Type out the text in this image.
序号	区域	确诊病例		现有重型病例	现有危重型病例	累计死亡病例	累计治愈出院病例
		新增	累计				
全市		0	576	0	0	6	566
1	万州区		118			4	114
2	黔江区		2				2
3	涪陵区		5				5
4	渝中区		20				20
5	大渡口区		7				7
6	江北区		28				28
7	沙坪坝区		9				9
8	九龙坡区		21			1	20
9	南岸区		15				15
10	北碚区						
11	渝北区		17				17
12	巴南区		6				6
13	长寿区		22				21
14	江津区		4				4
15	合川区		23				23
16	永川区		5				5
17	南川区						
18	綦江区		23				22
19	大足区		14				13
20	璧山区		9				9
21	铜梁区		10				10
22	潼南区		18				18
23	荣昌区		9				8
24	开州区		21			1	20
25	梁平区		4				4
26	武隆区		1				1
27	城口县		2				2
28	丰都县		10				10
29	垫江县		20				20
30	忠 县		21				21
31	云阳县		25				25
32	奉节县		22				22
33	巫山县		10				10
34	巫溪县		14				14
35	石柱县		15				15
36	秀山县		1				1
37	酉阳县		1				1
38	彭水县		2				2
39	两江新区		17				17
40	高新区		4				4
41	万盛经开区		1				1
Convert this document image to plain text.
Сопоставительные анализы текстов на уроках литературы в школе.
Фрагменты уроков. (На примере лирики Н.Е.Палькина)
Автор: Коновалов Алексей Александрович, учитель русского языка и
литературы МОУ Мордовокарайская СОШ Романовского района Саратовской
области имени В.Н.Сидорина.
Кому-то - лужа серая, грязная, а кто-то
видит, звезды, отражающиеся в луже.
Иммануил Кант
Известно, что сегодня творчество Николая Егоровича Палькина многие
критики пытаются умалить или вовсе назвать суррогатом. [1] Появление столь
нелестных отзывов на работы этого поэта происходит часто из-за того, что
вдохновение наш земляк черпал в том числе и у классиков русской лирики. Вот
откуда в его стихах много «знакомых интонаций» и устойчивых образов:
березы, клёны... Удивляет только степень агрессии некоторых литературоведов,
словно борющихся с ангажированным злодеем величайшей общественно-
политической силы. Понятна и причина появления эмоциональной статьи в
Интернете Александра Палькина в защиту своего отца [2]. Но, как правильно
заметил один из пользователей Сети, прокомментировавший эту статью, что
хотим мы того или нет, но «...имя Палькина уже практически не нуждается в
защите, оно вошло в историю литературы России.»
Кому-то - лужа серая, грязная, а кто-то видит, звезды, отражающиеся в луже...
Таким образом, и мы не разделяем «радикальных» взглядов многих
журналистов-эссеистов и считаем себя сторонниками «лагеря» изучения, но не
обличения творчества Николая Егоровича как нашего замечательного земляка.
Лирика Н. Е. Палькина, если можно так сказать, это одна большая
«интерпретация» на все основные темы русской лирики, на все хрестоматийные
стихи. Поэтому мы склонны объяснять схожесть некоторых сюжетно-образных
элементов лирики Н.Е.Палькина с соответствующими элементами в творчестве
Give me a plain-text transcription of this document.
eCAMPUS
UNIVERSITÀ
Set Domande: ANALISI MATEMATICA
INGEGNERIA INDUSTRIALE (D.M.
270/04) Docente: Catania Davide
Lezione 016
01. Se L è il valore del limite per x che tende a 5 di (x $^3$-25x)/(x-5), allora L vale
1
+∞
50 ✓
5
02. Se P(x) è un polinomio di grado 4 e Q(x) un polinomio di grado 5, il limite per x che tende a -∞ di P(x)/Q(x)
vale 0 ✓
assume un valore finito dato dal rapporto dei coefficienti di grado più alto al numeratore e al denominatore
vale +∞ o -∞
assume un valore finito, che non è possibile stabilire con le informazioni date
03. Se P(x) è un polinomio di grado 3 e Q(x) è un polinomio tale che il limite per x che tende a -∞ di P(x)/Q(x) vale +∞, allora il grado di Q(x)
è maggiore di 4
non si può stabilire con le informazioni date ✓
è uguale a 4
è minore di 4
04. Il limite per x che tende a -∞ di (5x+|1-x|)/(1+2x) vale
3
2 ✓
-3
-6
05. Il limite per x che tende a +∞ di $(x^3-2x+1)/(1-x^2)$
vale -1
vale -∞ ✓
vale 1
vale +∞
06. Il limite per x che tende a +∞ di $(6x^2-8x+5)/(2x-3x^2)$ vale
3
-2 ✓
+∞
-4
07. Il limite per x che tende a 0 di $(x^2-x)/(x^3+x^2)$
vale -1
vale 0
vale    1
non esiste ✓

-------

Extract the whole listing, character for character.

Right answer.
Type out the text in this image.
序号	区域	确诊病例		现有重型病例	现有危重型病例	累计死亡病例	累计治愈出院病例
		新增	累计				
全市		0	576	0	0	6	566
1	万州区		118			4	114
2	黔江区		2				2
3	涪陵区		5				5
4	渝中区		20				20
5	大渡口区		7				7
6	江北区		28				28
7	沙坪坝区		9				9
8	九龙坡区		21			1	20
9	南岸区		15				15
10	北碚区						
11	渝北区		17				17
12	巴南区		6				6
13	长寿区		22				21
14	江津区		4				4
15	合川区		23				23
16	永川区		5				5
17	南川区						
18	綦江区		23				22
19	大足区		14				13
20	璧山区		9				9
21	铜梁区		10				10
22	潼南区		18				18
23	荣昌区		9				8
24	开州区		21			1	20
25	梁平区		4				4
26	武隆区		1				1
27	城口县		2				2
28	丰都县		10				10
29	垫江县		20				20
30	忠 县		21				21
31	云阳县		25				25
32	奉节县		22				22
33	巫山县		10				10
34	巫溪县		14				14
35	石柱县		15				15
36	秀山县		1				1
37	酉阳县		1				1
38	彭水县		2				2
39	两江新区		17				17
40	高新区		4				4
41	万盛经开区		1				1
Convert this document image to plain text.
Сопоставительные анализы текстов на уроках литературы в школе.
Фрагменты уроков. (На примере лирики Н.Е.Палькина)
Автор: Коновалов Алексей Александрович, учитель русского языка и
литературы МОУ Мордовокарайская СОШ Романовского района Саратовской
области имени В.Н.Сидорина.
Кому-то - лужа серая, грязная, а кто-то
видит, звезды, отражающиеся в луже.
Иммануил Кант
Известно, что сегодня творчество Николая Егоровича Палькина многие
критики пытаются умалить или вовсе назвать суррогатом. [1] Появление столь
нелестных отзывов на работы этого поэта происходит часто из-за того, что
вдохновение наш земляк черпал в том числе и у классиков русской лирики. Вот
откуда в его стихах много «знакомых интонаций» и устойчивых образов:
березы, клёны... Удивляет только степень агрессии некоторых литературоведов,
словно борющихся с ангажированным злодеем величайшей общественно-
политической силы. Понятна и причина появления эмоциональной статьи в
Интернете Александра Палькина в защиту своего отца [2]. Но, как правильно
заметил один из пользователей Сети, прокомментировавший эту статью, что
хотим мы того или нет, но «...имя Палькина уже практически не нуждается в
защите, оно вошло в историю литературы России.»
Кому-то - лужа серая, грязная, а кто-то видит, звезды, отражающиеся в луже...
Таким образом, и мы не разделяем «радикальных» взглядов многих
журналистов-эссеистов и считаем себя сторонниками «лагеря» изучения, но не
обличения творчества Николая Егоровича как нашего замечательного земляка.
Лирика Н. Е. Палькина, если можно так сказать, это одна большая
«интерпретация» на все основные темы русской лирики, на все хрестоматийные
стихи. Поэтому мы склонны объяснять схожесть некоторых сюжетно-образных
элементов лирики Н.Е.Палькина с соответствующими элементами в творчестве
Give me a plain-text transcription of this document.
eCAMPUS
UNIVERSITÀ
Set Domande: ANALISI MATEMATICA
INGEGNERIA INDUSTRIALE (D.M.
270/04) Docente: Catania Davide
Lezione 016
01. Se L è il valore del limite per x che tende a 5 di (x $^3$-25x)/(x-5), allora L vale
1
+∞
50 ✓
5
02. Se P(x) è un polinomio di grado 4 e Q(x) un polinomio di grado 5, il limite per x che tende a -∞ di P(x)/Q(x)
vale 0 ✓
assume un valore finito dato dal rapporto dei coefficienti di grado più alto al numeratore e al denominatore
vale +∞ o -∞
assume un valore finito, che non è possibile stabilire con le informazioni date
03. Se P(x) è un polinomio di grado 3 e Q(x) è un polinomio tale che il limite per x che tende a -∞ di P(x)/Q(x) vale +∞, allora il grado di Q(x)
è maggiore di 4
non si può stabilire con le informazioni date ✓
è uguale a 4
è minore di 4
04. Il limite per x che tende a -∞ di (5x+|1-x|)/(1+2x) vale
3
2 ✓
-3
-6
05. Il limite per x che tende a +∞ di $(x^3-2x+1)/(1-x^2)$
vale -1
vale -∞ ✓
vale 1
vale +∞
06. Il limite per x che tende a +∞ di $(6x^2-8x+5)/(2x-3x^2)$ vale
3
-2 ✓
+∞
-4
07. Il limite per x che tende a 0 di $(x^2-x)/(x^3+x^2)$
vale -1
vale 0
vale    1
non esiste ✓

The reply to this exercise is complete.